• WHAT TO WORK ON
Where the string "edad" occurs in the material below, report the whole line.

• Data items
________________________

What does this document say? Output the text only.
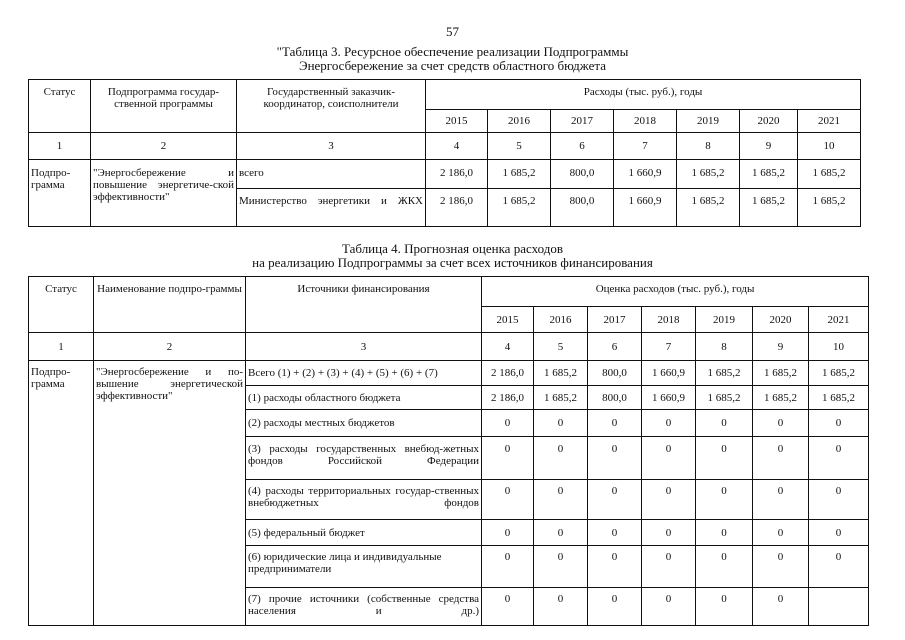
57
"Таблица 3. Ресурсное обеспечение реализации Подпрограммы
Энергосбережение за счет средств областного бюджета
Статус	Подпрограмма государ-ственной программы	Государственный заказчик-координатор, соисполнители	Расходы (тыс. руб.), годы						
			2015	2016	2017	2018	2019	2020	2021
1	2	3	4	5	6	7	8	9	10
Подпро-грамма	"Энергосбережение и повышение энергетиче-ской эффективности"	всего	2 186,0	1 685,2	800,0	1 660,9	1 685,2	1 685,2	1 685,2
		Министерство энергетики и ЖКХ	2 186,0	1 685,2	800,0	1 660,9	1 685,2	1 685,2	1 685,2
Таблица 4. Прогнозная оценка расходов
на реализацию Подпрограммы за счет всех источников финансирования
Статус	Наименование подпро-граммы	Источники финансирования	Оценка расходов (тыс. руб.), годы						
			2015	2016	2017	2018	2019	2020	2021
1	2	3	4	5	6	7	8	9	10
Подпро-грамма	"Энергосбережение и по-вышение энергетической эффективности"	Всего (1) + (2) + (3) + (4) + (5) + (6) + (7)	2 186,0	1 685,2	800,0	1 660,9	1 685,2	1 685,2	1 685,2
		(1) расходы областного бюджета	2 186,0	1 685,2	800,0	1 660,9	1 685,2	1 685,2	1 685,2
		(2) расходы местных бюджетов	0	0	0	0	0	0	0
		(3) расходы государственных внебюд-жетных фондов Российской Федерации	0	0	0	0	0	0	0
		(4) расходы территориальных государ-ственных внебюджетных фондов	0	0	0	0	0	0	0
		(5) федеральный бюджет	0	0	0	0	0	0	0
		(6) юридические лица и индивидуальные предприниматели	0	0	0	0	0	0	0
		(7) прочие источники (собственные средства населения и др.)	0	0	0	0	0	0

________________________

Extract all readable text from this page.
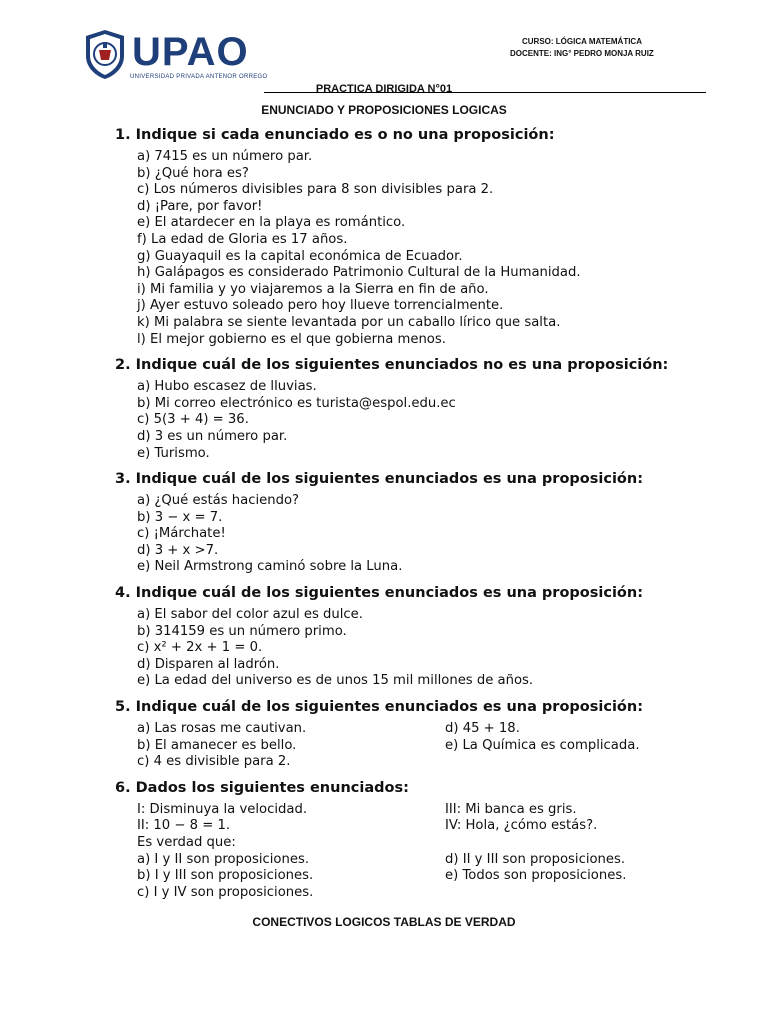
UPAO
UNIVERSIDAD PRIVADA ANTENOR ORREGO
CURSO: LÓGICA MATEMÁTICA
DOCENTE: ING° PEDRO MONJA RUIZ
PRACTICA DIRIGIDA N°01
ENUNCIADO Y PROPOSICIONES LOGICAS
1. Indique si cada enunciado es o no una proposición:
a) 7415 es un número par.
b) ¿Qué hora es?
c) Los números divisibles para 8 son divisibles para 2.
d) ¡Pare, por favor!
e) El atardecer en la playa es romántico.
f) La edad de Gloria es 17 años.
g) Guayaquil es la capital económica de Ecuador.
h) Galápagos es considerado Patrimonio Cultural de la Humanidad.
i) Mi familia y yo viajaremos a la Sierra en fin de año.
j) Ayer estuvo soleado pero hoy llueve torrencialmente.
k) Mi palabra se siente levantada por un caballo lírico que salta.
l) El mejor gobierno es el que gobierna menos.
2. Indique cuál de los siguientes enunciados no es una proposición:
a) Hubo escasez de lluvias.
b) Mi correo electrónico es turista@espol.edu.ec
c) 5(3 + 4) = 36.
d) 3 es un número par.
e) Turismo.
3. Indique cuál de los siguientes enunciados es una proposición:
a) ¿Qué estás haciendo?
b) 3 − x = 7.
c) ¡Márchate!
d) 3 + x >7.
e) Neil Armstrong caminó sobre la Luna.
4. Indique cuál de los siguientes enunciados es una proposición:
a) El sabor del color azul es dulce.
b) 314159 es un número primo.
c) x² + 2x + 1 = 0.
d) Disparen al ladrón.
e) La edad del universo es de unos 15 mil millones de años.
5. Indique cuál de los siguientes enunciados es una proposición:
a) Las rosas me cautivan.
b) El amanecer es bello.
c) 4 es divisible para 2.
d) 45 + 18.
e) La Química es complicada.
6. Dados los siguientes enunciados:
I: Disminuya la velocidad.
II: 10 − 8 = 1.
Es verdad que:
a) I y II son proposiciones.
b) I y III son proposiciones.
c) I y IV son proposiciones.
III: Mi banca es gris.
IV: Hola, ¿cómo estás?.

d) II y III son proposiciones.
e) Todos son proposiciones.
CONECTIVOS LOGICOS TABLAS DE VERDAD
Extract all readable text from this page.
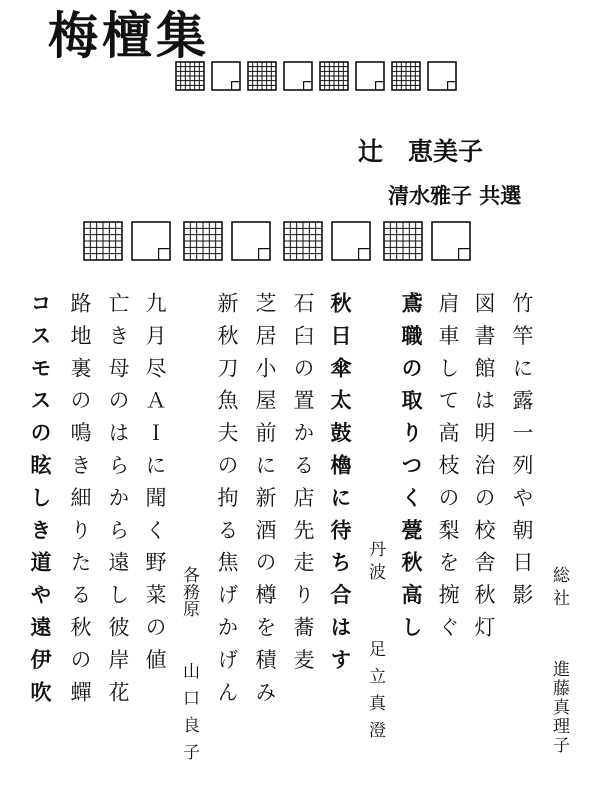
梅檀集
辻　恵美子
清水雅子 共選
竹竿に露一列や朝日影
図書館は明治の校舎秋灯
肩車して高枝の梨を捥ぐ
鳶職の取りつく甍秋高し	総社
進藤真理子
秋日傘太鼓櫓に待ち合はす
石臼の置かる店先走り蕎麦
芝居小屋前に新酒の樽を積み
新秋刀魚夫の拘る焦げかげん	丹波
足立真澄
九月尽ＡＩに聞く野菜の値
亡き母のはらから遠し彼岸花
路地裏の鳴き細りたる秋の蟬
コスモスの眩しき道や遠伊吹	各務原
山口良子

________________________

• THE RESPONSE
f) La edad de Gloria es 17 años.
e) La edad del universo es de unos 15 mil millones de años.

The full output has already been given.